Record set:
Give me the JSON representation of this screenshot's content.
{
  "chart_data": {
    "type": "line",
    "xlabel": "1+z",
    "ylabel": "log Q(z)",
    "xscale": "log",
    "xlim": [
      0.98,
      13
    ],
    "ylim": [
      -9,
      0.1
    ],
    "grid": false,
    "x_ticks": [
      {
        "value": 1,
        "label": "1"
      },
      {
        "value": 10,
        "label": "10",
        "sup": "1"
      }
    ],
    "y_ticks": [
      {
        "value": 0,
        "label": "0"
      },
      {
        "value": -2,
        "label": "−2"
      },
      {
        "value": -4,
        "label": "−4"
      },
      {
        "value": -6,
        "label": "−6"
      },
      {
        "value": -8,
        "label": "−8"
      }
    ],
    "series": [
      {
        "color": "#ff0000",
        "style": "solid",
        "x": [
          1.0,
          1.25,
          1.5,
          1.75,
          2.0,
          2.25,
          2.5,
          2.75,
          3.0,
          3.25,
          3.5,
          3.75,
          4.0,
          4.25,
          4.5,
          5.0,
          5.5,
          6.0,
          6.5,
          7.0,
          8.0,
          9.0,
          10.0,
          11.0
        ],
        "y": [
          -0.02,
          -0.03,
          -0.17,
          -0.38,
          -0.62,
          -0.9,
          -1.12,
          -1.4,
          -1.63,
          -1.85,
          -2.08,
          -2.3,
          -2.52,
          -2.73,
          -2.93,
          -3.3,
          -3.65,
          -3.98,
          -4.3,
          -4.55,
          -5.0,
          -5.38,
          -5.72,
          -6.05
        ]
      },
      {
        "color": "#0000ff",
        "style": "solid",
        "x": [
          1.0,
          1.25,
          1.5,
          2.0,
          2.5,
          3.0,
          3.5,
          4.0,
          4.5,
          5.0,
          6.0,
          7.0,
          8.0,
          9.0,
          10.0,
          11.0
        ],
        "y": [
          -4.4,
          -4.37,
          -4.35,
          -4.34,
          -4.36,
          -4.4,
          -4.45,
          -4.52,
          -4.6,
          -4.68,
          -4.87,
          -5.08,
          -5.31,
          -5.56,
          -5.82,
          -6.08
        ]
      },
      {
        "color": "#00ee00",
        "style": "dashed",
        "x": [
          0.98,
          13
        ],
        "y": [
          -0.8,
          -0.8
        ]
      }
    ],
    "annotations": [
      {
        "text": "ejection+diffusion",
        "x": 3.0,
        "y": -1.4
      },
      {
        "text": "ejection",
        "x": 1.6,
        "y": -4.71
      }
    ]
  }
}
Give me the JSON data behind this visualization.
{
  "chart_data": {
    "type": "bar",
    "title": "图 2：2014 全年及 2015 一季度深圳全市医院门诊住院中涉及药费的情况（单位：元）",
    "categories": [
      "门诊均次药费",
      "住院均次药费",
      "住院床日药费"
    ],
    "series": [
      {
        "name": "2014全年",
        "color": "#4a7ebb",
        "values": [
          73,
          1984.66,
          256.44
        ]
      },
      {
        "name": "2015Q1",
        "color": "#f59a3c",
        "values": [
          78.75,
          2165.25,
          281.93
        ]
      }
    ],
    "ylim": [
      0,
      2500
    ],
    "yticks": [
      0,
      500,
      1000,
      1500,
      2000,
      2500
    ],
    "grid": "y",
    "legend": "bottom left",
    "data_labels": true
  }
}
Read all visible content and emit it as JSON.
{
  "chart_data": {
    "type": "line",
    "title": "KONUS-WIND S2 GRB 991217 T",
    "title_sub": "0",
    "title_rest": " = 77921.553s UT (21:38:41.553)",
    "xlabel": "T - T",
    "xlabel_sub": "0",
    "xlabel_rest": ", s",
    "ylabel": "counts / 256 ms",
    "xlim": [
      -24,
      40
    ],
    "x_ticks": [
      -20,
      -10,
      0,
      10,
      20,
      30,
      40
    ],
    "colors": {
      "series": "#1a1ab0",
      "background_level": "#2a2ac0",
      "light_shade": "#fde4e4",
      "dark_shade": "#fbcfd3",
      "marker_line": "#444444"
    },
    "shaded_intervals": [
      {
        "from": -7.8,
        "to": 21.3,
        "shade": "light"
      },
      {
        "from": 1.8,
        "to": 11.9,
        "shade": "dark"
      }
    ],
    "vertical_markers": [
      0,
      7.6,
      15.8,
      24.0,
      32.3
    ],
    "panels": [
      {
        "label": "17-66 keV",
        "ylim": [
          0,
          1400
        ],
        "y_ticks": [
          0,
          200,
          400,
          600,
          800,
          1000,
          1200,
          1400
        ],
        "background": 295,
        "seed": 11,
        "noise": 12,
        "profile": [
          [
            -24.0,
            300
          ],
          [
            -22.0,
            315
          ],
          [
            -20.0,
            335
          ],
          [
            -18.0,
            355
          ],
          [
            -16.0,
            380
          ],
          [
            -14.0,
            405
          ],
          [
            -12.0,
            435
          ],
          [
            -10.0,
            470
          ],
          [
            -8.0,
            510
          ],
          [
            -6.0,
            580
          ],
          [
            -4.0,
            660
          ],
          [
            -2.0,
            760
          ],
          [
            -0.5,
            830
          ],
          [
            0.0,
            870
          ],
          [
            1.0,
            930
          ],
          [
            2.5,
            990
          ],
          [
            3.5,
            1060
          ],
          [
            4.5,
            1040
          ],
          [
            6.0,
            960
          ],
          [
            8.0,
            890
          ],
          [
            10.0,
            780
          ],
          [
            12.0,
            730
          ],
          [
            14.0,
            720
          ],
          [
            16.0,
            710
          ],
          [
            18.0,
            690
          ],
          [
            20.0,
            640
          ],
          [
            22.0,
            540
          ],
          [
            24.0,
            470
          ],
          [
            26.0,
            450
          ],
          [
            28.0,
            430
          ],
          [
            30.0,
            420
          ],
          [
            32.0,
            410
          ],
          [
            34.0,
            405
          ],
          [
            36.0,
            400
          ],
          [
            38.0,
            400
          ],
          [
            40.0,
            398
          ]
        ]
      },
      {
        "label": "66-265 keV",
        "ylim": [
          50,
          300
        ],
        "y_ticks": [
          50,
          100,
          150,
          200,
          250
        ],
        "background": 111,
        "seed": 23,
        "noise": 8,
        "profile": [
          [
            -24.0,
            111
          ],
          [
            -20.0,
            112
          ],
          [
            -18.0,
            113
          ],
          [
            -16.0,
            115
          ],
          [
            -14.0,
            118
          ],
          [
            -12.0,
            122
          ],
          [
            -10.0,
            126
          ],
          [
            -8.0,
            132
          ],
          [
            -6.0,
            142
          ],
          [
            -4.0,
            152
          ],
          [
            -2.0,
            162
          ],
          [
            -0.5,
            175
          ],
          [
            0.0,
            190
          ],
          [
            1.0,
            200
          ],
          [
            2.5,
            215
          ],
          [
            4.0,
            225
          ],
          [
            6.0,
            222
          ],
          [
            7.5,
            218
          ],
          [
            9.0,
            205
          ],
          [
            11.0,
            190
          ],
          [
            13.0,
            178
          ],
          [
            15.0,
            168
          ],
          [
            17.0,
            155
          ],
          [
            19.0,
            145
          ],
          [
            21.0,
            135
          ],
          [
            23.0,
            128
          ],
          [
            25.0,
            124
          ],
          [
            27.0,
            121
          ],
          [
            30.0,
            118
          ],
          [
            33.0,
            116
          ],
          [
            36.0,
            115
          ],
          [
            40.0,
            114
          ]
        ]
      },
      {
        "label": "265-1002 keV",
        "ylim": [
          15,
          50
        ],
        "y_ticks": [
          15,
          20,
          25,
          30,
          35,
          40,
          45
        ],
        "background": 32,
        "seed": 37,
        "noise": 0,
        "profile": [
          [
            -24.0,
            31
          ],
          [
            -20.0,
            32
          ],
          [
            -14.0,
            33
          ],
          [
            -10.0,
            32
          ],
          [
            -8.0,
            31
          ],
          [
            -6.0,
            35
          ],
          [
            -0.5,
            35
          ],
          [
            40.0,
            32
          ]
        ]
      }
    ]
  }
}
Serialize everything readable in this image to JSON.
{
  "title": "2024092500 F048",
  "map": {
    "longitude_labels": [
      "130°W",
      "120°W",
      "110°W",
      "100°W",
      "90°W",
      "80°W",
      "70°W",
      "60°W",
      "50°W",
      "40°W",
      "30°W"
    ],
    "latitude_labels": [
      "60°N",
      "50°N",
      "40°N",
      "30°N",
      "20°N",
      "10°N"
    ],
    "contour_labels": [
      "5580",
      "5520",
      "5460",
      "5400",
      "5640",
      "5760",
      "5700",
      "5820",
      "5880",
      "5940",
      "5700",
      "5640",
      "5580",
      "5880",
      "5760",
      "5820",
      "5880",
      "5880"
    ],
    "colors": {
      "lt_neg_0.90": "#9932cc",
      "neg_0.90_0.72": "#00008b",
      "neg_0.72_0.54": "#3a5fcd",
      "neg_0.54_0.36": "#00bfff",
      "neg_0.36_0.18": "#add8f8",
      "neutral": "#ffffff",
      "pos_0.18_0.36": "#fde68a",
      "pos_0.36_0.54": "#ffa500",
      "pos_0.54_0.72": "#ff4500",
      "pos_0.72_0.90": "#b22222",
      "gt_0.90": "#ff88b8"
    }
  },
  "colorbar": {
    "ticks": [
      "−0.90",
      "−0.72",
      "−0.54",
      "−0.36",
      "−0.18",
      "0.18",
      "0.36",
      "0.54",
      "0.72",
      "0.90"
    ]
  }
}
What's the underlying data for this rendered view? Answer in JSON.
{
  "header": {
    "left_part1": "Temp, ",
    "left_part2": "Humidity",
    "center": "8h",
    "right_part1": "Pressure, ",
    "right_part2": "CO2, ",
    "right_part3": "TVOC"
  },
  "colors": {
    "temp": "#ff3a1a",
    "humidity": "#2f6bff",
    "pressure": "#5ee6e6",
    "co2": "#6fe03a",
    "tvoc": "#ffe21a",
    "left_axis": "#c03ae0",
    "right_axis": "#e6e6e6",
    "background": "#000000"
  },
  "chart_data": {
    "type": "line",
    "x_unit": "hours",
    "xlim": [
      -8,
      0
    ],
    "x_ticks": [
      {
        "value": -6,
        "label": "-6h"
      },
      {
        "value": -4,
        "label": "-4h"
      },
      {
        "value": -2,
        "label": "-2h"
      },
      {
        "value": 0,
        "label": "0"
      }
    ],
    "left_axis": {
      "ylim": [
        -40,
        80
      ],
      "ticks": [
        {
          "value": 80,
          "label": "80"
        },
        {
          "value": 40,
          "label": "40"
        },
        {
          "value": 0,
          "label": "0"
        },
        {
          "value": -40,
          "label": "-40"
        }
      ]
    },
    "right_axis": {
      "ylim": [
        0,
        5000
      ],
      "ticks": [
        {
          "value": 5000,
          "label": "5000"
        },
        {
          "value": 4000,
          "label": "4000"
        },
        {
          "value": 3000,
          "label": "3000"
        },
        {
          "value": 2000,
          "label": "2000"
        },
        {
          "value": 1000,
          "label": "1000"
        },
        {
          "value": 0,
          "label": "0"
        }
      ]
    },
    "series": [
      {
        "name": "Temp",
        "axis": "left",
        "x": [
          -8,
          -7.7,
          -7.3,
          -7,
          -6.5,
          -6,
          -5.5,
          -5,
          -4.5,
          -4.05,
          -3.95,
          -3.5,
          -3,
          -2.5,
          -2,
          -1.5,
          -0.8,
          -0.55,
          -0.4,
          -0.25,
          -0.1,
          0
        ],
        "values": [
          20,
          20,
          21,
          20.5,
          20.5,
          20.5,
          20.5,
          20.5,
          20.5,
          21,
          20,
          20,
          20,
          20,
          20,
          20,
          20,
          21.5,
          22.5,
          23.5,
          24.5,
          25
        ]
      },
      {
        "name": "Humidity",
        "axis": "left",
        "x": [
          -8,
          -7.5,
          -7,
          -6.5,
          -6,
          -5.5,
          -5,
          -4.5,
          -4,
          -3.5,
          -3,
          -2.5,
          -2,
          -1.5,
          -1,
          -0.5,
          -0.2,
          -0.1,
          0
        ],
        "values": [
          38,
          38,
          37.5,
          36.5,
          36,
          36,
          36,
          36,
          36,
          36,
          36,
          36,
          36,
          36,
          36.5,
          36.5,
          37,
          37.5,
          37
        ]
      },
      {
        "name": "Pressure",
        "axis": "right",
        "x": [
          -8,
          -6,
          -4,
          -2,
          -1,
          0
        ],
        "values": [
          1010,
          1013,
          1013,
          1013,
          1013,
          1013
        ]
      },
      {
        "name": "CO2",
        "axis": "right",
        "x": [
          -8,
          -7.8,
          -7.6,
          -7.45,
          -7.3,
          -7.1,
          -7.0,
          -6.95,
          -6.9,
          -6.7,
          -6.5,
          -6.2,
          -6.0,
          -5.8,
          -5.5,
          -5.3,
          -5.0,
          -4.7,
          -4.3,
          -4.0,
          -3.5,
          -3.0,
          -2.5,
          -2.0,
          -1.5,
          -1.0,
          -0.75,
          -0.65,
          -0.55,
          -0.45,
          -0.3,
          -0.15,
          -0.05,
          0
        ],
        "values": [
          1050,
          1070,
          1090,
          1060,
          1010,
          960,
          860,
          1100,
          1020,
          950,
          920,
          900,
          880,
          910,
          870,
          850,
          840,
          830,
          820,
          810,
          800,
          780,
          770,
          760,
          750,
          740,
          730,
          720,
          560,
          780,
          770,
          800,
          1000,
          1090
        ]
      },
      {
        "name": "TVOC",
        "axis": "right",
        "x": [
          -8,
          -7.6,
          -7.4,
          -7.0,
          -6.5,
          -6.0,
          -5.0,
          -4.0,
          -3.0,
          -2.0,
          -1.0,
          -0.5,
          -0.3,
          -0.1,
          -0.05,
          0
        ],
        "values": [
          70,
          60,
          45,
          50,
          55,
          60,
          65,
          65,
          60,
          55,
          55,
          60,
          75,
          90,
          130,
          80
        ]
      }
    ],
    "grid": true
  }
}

Task objective: Select and copy each line from the data that includes the word "this".

Exercise answer:
Give me the JSON representation of this screenshot's content.
Give me the JSON data behind this visualization.
Serialize everything readable in this image to JSON.
What's the underlying data for this rendered view? Answer in JSON.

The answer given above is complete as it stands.